** WHAT THE TASK REQUIRES **
Give the listing again in full, exactly as written.

## BEGIN DATA FOR THIS TASK

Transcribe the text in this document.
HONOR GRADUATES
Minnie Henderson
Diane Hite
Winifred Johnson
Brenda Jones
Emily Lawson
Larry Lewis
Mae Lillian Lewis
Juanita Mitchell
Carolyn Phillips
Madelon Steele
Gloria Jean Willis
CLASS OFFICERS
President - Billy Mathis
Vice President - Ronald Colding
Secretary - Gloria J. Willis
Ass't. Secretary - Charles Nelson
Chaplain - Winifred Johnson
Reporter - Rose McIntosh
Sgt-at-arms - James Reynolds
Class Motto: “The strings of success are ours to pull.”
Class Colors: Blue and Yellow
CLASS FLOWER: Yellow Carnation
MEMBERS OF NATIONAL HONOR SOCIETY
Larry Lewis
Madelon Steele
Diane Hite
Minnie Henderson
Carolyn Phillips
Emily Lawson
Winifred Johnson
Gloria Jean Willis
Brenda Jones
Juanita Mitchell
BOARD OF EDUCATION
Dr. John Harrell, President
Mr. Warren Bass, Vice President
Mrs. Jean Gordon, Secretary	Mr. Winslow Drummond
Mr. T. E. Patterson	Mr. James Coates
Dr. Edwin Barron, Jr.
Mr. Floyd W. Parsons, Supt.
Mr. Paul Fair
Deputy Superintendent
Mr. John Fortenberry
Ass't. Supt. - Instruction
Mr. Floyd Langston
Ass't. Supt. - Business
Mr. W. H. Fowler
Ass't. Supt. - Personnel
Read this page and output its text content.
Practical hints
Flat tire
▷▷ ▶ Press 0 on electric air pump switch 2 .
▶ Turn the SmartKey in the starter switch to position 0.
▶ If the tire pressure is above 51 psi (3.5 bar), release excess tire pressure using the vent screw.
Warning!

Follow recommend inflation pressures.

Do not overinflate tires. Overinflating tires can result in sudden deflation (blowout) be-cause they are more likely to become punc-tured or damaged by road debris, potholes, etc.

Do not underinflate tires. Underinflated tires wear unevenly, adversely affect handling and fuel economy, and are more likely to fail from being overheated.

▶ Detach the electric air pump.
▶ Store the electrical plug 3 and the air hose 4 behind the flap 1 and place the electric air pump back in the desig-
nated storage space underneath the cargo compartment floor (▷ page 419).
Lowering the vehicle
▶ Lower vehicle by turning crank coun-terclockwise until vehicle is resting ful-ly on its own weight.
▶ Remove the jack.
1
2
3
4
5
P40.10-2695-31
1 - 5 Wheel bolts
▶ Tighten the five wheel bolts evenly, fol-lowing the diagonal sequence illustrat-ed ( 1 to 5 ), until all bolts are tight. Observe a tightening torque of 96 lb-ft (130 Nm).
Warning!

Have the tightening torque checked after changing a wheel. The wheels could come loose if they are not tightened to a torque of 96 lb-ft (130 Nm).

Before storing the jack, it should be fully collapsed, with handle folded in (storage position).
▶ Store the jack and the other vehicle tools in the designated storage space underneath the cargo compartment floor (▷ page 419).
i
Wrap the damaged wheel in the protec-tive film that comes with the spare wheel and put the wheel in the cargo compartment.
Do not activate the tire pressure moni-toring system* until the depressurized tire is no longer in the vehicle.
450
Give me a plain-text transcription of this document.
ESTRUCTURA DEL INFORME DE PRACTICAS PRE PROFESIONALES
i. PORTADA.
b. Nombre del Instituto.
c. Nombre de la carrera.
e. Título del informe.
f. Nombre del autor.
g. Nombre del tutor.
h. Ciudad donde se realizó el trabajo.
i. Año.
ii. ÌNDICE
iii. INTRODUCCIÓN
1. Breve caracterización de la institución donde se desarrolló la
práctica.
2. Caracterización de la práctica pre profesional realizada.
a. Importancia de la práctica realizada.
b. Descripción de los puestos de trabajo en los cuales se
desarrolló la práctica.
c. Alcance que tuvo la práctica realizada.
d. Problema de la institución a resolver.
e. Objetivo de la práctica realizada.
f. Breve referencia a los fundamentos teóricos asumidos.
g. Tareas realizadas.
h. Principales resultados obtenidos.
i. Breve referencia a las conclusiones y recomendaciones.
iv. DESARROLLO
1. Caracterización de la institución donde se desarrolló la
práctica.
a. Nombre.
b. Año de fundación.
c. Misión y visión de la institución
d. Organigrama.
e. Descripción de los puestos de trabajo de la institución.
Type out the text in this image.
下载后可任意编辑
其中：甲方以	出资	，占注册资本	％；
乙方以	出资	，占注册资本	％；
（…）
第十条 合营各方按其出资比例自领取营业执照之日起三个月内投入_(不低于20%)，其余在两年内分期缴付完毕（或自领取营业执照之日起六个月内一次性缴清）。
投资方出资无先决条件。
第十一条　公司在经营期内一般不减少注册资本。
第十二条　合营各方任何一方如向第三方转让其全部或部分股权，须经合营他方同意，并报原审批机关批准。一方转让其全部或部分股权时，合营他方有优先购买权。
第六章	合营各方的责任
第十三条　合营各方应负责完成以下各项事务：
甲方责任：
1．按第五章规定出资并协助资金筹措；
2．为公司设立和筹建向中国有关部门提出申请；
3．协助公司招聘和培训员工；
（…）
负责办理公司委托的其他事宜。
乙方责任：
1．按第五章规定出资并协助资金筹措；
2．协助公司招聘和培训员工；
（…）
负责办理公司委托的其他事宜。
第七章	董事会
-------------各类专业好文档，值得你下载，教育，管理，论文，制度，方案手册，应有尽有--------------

## END DATA FOR THIS TASK

** COMPLETED EXERCISE **
Transcribe the text in this document.
HONOR GRADUATES
Minnie Henderson
Diane Hite
Winifred Johnson
Brenda Jones
Emily Lawson
Larry Lewis
Mae Lillian Lewis
Juanita Mitchell
Carolyn Phillips
Madelon Steele
Gloria Jean Willis
CLASS OFFICERS
President - Billy Mathis
Vice President - Ronald Colding
Secretary - Gloria J. Willis
Ass't. Secretary - Charles Nelson
Chaplain - Winifred Johnson
Reporter - Rose McIntosh
Sgt-at-arms - James Reynolds
Class Motto: “The strings of success are ours to pull.”
Class Colors: Blue and Yellow
CLASS FLOWER: Yellow Carnation
MEMBERS OF NATIONAL HONOR SOCIETY
Larry Lewis
Madelon Steele
Diane Hite
Minnie Henderson
Carolyn Phillips
Emily Lawson
Winifred Johnson
Gloria Jean Willis
Brenda Jones
Juanita Mitchell
BOARD OF EDUCATION
Dr. John Harrell, President
Mr. Warren Bass, Vice President
Mrs. Jean Gordon, Secretary	Mr. Winslow Drummond
Mr. T. E. Patterson	Mr. James Coates
Dr. Edwin Barron, Jr.
Mr. Floyd W. Parsons, Supt.
Mr. Paul Fair
Deputy Superintendent
Mr. John Fortenberry
Ass't. Supt. - Instruction
Mr. Floyd Langston
Ass't. Supt. - Business
Mr. W. H. Fowler
Ass't. Supt. - Personnel
Read this page and output its text content.
Practical hints
Flat tire
▷▷ ▶ Press 0 on electric air pump switch 2 .
▶ Turn the SmartKey in the starter switch to position 0.
▶ If the tire pressure is above 51 psi (3.5 bar), release excess tire pressure using the vent screw.
Warning!

Follow recommend inflation pressures.

Do not overinflate tires. Overinflating tires can result in sudden deflation (blowout) be-cause they are more likely to become punc-tured or damaged by road debris, potholes, etc.

Do not underinflate tires. Underinflated tires wear unevenly, adversely affect handling and fuel economy, and are more likely to fail from being overheated.

▶ Detach the electric air pump.
▶ Store the electrical plug 3 and the air hose 4 behind the flap 1 and place the electric air pump back in the desig-
nated storage space underneath the cargo compartment floor (▷ page 419).
Lowering the vehicle
▶ Lower vehicle by turning crank coun-terclockwise until vehicle is resting ful-ly on its own weight.
▶ Remove the jack.
1
2
3
4
5
P40.10-2695-31
1 - 5 Wheel bolts
▶ Tighten the five wheel bolts evenly, fol-lowing the diagonal sequence illustrat-ed ( 1 to 5 ), until all bolts are tight. Observe a tightening torque of 96 lb-ft (130 Nm).
Warning!

Have the tightening torque checked after changing a wheel. The wheels could come loose if they are not tightened to a torque of 96 lb-ft (130 Nm).

Before storing the jack, it should be fully collapsed, with handle folded in (storage position).
▶ Store the jack and the other vehicle tools in the designated storage space underneath the cargo compartment floor (▷ page 419).
i
Wrap the damaged wheel in the protec-tive film that comes with the spare wheel and put the wheel in the cargo compartment.
Do not activate the tire pressure moni-toring system* until the depressurized tire is no longer in the vehicle.
450
Give me a plain-text transcription of this document.
ESTRUCTURA DEL INFORME DE PRACTICAS PRE PROFESIONALES
i. PORTADA.
b. Nombre del Instituto.
c. Nombre de la carrera.
e. Título del informe.
f. Nombre del autor.
g. Nombre del tutor.
h. Ciudad donde se realizó el trabajo.
i. Año.
ii. ÌNDICE
iii. INTRODUCCIÓN
1. Breve caracterización de la institución donde se desarrolló la
práctica.
2. Caracterización de la práctica pre profesional realizada.
a. Importancia de la práctica realizada.
b. Descripción de los puestos de trabajo en los cuales se
desarrolló la práctica.
c. Alcance que tuvo la práctica realizada.
d. Problema de la institución a resolver.
e. Objetivo de la práctica realizada.
f. Breve referencia a los fundamentos teóricos asumidos.
g. Tareas realizadas.
h. Principales resultados obtenidos.
i. Breve referencia a las conclusiones y recomendaciones.
iv. DESARROLLO
1. Caracterización de la institución donde se desarrolló la
práctica.
a. Nombre.
b. Año de fundación.
c. Misión y visión de la institución
d. Organigrama.
e. Descripción de los puestos de trabajo de la institución.
Type out the text in this image.
下载后可任意编辑
其中：甲方以	出资	，占注册资本	％；
乙方以	出资	，占注册资本	％；
（…）
第十条 合营各方按其出资比例自领取营业执照之日起三个月内投入_(不低于20%)，其余在两年内分期缴付完毕（或自领取营业执照之日起六个月内一次性缴清）。
投资方出资无先决条件。
第十一条　公司在经营期内一般不减少注册资本。
第十二条　合营各方任何一方如向第三方转让其全部或部分股权，须经合营他方同意，并报原审批机关批准。一方转让其全部或部分股权时，合营他方有优先购买权。
第六章	合营各方的责任
第十三条　合营各方应负责完成以下各项事务：
甲方责任：
1．按第五章规定出资并协助资金筹措；
2．为公司设立和筹建向中国有关部门提出申请；
3．协助公司招聘和培训员工；
（…）
负责办理公司委托的其他事宜。
乙方责任：
1．按第五章规定出资并协助资金筹措；
2．协助公司招聘和培训员工；
（…）
负责办理公司委托的其他事宜。
第七章	董事会
-------------各类专业好文档，值得你下载，教育，管理，论文，制度，方案手册，应有尽有--------------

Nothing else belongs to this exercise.